--- START OF Provided material ---

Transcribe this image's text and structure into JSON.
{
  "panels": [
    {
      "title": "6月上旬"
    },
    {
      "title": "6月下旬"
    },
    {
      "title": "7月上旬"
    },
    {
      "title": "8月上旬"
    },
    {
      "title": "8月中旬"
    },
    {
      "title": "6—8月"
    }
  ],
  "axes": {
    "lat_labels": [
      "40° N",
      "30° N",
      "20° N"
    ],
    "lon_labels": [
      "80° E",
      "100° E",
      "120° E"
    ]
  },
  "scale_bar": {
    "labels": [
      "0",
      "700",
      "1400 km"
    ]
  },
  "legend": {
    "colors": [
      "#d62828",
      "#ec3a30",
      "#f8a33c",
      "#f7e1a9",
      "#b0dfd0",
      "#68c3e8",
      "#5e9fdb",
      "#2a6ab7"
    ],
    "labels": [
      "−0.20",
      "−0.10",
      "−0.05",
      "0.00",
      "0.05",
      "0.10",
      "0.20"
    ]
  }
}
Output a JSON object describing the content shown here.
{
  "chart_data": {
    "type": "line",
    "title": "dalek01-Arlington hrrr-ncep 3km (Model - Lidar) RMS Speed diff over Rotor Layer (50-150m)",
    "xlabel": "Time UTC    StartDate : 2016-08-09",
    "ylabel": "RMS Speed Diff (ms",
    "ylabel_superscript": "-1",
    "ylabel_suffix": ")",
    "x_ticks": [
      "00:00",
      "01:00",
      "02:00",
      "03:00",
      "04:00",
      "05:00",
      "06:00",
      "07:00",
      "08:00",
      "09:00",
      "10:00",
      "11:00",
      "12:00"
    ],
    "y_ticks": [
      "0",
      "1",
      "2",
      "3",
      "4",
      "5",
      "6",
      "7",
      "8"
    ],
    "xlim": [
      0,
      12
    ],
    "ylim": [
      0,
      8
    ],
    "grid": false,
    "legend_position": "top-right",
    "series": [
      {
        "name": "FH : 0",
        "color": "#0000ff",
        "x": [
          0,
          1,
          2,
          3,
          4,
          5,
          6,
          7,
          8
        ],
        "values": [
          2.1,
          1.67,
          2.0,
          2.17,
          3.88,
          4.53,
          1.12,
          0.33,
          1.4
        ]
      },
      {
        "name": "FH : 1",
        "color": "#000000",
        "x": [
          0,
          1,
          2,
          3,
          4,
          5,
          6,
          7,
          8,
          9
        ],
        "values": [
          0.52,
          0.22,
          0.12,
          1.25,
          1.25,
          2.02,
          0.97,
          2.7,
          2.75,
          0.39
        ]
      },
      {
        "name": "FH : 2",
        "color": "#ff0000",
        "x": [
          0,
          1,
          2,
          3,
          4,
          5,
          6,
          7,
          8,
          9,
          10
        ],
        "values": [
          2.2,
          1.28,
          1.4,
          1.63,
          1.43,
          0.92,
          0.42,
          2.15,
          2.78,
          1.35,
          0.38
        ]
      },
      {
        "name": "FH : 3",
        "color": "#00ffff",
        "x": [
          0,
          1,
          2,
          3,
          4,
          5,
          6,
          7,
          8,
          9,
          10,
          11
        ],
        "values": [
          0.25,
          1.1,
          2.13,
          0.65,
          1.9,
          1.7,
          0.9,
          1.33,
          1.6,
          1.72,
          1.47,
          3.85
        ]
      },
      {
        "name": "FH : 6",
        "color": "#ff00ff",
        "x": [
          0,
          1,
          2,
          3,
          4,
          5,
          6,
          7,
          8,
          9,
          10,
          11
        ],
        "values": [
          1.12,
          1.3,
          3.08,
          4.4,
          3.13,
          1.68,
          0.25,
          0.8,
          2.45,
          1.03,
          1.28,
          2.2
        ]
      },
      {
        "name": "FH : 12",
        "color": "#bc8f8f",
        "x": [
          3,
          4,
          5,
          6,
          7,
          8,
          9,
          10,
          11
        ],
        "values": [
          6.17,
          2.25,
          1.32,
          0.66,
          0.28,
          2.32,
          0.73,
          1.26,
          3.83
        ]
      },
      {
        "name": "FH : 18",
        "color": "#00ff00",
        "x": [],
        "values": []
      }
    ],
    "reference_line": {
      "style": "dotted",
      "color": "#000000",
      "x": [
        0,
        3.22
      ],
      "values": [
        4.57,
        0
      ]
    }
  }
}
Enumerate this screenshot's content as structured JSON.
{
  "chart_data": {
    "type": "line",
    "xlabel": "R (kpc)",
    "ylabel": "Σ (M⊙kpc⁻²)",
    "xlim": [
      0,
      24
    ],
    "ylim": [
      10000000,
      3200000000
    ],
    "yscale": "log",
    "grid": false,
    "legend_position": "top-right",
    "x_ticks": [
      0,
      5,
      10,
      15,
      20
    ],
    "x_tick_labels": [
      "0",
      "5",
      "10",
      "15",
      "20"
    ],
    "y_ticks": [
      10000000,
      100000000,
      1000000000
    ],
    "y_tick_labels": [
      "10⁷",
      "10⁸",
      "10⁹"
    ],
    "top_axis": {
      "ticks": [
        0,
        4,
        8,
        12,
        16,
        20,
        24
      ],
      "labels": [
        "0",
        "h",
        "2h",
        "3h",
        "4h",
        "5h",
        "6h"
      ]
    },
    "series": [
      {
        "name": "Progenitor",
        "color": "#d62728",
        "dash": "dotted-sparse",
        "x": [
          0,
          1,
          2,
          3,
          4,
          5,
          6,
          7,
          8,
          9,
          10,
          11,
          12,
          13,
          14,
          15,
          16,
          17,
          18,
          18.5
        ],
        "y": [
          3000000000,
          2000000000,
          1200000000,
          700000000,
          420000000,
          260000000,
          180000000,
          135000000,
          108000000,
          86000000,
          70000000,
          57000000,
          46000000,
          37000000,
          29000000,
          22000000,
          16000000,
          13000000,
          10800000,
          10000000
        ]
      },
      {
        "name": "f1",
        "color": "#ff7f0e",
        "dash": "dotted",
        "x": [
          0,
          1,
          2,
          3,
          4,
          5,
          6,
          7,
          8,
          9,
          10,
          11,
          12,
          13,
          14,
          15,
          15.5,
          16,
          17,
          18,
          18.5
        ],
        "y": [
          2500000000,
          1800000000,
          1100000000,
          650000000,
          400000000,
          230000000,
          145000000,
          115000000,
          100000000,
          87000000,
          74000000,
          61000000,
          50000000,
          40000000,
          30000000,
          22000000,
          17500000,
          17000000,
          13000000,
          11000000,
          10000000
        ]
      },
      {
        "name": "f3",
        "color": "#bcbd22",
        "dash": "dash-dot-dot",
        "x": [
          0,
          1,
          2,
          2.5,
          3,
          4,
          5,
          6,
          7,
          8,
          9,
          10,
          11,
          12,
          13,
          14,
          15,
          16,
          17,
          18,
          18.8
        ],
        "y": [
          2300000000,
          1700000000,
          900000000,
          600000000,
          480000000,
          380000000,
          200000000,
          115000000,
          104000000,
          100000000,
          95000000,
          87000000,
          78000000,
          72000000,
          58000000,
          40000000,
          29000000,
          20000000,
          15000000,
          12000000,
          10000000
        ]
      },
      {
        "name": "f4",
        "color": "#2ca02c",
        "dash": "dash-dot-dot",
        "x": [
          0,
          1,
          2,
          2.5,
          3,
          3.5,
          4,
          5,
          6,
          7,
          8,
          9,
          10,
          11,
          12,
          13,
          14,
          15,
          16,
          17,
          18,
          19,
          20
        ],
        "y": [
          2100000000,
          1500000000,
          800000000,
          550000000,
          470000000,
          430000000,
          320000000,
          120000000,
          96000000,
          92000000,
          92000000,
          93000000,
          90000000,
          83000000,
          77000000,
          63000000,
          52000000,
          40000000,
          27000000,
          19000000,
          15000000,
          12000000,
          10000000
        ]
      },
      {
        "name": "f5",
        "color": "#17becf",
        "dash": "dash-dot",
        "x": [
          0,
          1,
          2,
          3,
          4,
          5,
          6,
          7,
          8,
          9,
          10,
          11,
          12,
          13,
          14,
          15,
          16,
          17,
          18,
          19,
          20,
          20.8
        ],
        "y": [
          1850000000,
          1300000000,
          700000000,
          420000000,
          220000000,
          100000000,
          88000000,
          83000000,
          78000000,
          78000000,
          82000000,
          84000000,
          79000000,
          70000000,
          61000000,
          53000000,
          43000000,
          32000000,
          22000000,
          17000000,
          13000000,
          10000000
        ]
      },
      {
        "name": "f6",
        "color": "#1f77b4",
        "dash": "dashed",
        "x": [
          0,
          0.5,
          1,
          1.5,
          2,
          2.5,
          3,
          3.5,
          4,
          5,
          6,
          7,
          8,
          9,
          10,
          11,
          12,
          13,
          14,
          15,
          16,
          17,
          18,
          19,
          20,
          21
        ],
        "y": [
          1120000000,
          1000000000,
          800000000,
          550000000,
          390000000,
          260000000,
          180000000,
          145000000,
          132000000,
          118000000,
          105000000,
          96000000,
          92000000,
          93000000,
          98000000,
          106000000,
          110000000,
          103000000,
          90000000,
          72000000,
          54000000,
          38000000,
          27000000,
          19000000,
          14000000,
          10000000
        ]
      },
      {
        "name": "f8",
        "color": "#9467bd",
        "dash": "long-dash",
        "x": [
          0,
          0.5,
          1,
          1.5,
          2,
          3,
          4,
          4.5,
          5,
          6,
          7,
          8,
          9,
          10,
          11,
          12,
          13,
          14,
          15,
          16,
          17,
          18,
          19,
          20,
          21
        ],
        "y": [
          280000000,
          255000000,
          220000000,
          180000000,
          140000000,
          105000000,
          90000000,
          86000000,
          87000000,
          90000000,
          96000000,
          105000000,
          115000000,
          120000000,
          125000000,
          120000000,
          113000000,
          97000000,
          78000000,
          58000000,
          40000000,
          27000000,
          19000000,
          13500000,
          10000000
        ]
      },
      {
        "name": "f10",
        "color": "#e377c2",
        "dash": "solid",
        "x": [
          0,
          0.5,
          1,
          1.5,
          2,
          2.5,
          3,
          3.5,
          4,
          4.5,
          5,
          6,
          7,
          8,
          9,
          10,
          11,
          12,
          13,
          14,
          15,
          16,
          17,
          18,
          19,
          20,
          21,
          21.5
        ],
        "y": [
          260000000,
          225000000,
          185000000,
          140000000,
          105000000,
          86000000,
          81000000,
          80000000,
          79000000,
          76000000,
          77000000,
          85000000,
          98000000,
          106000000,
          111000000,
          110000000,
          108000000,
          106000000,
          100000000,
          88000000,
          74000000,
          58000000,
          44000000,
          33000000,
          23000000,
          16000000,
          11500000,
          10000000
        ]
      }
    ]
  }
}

--- END OF Provided material ---

What to produce:
Identify the lines above that contain the word "this", then copy them.

Exercise result:
Transcribe this image's text and structure into JSON.
Enumerate this screenshot's content as structured JSON.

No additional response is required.